- [The request]:
Can you transcribe the records word for word, from their first line through the line containing "The third resilient member 928-3 is", and stop there?
-- -- --
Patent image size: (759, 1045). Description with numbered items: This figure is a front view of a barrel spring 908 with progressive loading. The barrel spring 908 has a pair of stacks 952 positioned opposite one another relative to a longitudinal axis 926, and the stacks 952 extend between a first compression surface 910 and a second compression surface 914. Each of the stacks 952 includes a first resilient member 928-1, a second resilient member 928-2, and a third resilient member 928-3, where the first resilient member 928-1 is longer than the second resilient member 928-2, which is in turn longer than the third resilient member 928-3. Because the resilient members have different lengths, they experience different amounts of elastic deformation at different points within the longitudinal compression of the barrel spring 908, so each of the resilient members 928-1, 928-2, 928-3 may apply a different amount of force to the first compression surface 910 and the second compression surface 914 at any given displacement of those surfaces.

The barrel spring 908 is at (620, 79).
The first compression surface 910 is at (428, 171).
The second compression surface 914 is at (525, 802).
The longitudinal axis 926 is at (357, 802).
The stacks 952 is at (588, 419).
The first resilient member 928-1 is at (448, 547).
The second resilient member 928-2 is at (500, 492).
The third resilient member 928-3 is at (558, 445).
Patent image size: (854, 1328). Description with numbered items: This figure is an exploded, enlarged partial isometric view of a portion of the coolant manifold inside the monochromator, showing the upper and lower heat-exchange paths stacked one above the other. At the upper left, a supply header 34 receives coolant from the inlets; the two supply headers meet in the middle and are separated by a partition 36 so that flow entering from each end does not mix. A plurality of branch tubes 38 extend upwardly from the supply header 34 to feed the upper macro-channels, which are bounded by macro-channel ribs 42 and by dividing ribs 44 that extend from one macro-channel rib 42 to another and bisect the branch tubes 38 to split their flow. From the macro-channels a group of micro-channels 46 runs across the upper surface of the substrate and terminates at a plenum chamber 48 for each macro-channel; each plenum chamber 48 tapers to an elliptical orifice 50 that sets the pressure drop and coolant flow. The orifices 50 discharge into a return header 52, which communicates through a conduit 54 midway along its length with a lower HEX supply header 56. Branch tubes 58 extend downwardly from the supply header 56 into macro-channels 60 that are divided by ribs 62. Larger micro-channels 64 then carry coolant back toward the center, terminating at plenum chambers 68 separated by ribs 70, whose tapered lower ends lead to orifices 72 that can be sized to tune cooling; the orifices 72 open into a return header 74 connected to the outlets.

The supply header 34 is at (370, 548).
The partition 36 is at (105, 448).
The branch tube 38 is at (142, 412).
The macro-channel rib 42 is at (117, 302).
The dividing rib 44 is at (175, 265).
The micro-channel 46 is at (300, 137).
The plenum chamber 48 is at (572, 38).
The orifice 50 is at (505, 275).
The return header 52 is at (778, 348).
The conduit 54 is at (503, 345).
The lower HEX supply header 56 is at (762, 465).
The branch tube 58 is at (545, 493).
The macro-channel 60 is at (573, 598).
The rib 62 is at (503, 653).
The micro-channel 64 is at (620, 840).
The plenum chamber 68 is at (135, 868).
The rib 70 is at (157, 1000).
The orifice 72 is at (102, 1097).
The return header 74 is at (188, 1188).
-- -- --
- [Task answer]:
Patent image size: (759, 1045). Description with numbered items: This figure is a front view of a barrel spring 908 with progressive loading. The barrel spring 908 has a pair of stacks 952 positioned opposite one another relative to a longitudinal axis 926, and the stacks 952 extend between a first compression surface 910 and a second compression surface 914. Each of the stacks 952 includes a first resilient member 928-1, a second resilient member 928-2, and a third resilient member 928-3, where the first resilient member 928-1 is longer than the second resilient member 928-2, which is in turn longer than the third resilient member 928-3. Because the resilient members have different lengths, they experience different amounts of elastic deformation at different points within the longitudinal compression of the barrel spring 908, so each of the resilient members 928-1, 928-2, 928-3 may apply a different amount of force to the first compression surface 910 and the second compression surface 914 at any given displacement of those surfaces.

The barrel spring 908 is at (620, 79).
The first compression surface 910 is at (428, 171).
The second compression surface 914 is at (525, 802).
The longitudinal axis 926 is at (357, 802).
The stacks 952 is at (588, 419).
The first resilient member 928-1 is at (448, 547).
The second resilient member 928-2 is at (500, 492).
The third resilient member 928-3 is at (558, 445).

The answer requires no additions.